§ EXERCISE DIRECTIONS
Every entry must be given again exactly.

§ EXTRACTED ENTRIES
--- BEGIN ---

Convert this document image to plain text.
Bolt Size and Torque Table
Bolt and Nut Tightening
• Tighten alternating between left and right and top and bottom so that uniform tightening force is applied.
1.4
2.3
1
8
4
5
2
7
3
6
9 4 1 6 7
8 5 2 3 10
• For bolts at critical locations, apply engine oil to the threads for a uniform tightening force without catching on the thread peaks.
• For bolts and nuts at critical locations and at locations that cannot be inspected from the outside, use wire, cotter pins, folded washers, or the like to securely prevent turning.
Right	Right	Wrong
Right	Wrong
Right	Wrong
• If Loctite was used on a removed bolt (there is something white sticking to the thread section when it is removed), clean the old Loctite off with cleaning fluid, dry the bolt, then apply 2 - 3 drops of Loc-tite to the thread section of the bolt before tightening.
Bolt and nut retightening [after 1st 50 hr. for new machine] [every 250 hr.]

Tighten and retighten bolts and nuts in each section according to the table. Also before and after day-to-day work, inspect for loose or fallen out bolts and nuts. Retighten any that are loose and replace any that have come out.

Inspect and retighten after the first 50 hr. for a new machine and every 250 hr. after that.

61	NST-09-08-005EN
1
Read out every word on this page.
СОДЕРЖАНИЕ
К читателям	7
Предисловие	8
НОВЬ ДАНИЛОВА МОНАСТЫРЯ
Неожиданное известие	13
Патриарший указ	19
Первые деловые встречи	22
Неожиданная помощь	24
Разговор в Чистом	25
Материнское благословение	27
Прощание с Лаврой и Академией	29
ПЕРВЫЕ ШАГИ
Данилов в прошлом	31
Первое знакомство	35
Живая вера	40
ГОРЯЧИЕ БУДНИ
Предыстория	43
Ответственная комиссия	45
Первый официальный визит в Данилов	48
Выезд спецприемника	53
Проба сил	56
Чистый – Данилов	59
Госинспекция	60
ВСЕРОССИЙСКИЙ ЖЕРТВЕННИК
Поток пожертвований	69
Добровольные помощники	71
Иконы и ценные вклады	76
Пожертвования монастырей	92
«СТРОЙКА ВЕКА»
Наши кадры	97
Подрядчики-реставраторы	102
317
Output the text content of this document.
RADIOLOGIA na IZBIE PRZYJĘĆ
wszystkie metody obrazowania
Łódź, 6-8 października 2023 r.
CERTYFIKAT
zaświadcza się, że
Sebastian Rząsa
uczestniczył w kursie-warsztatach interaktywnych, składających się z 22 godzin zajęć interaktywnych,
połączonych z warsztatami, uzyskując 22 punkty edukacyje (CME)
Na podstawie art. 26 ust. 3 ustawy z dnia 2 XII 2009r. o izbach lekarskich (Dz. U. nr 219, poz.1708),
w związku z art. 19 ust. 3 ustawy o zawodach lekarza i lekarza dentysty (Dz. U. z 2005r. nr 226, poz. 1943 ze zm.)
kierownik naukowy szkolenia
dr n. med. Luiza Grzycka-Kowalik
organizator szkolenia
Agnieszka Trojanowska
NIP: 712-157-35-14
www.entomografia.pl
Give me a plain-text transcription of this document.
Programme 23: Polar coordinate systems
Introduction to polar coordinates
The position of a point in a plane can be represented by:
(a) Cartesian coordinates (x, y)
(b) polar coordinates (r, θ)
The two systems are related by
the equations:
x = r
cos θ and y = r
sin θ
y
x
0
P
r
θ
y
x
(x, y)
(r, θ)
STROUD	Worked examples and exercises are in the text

--- END ---

§ SOLUTION TO THIS EXERCISE
Convert this document image to plain text.
Bolt Size and Torque Table
Bolt and Nut Tightening
• Tighten alternating between left and right and top and bottom so that uniform tightening force is applied.
1.4
2.3
1
8
4
5
2
7
3
6
9 4 1 6 7
8 5 2 3 10
• For bolts at critical locations, apply engine oil to the threads for a uniform tightening force without catching on the thread peaks.
• For bolts and nuts at critical locations and at locations that cannot be inspected from the outside, use wire, cotter pins, folded washers, or the like to securely prevent turning.
Right	Right	Wrong
Right	Wrong
Right	Wrong
• If Loctite was used on a removed bolt (there is something white sticking to the thread section when it is removed), clean the old Loctite off with cleaning fluid, dry the bolt, then apply 2 - 3 drops of Loc-tite to the thread section of the bolt before tightening.
Bolt and nut retightening [after 1st 50 hr. for new machine] [every 250 hr.]

Tighten and retighten bolts and nuts in each section according to the table. Also before and after day-to-day work, inspect for loose or fallen out bolts and nuts. Retighten any that are loose and replace any that have come out.

Inspect and retighten after the first 50 hr. for a new machine and every 250 hr. after that.

61	NST-09-08-005EN
1
Read out every word on this page.
СОДЕРЖАНИЕ
К читателям	7
Предисловие	8
НОВЬ ДАНИЛОВА МОНАСТЫРЯ
Неожиданное известие	13
Патриарший указ	19
Первые деловые встречи	22
Неожиданная помощь	24
Разговор в Чистом	25
Материнское благословение	27
Прощание с Лаврой и Академией	29
ПЕРВЫЕ ШАГИ
Данилов в прошлом	31
Первое знакомство	35
Живая вера	40
ГОРЯЧИЕ БУДНИ
Предыстория	43
Ответственная комиссия	45
Первый официальный визит в Данилов	48
Выезд спецприемника	53
Проба сил	56
Чистый – Данилов	59
Госинспекция	60
ВСЕРОССИЙСКИЙ ЖЕРТВЕННИК
Поток пожертвований	69
Добровольные помощники	71
Иконы и ценные вклады	76
Пожертвования монастырей	92
«СТРОЙКА ВЕКА»
Наши кадры	97
Подрядчики-реставраторы	102
317
Output the text content of this document.
RADIOLOGIA na IZBIE PRZYJĘĆ
wszystkie metody obrazowania
Łódź, 6-8 października 2023 r.
CERTYFIKAT
zaświadcza się, że
Sebastian Rząsa
uczestniczył w kursie-warsztatach interaktywnych, składających się z 22 godzin zajęć interaktywnych,
połączonych z warsztatami, uzyskując 22 punkty edukacyje (CME)
Na podstawie art. 26 ust. 3 ustawy z dnia 2 XII 2009r. o izbach lekarskich (Dz. U. nr 219, poz.1708),
w związku z art. 19 ust. 3 ustawy o zawodach lekarza i lekarza dentysty (Dz. U. z 2005r. nr 226, poz. 1943 ze zm.)
kierownik naukowy szkolenia
dr n. med. Luiza Grzycka-Kowalik
organizator szkolenia
Agnieszka Trojanowska
NIP: 712-157-35-14
www.entomografia.pl
Give me a plain-text transcription of this document.
Programme 23: Polar coordinate systems
Introduction to polar coordinates
The position of a point in a plane can be represented by:
(a) Cartesian coordinates (x, y)
(b) polar coordinates (r, θ)
The two systems are related by
the equations:
x = r
cos θ and y = r
sin θ
y
x
0
P
r
θ
y
x
(x, y)
(r, θ)
STROUD	Worked examples and exercises are in the text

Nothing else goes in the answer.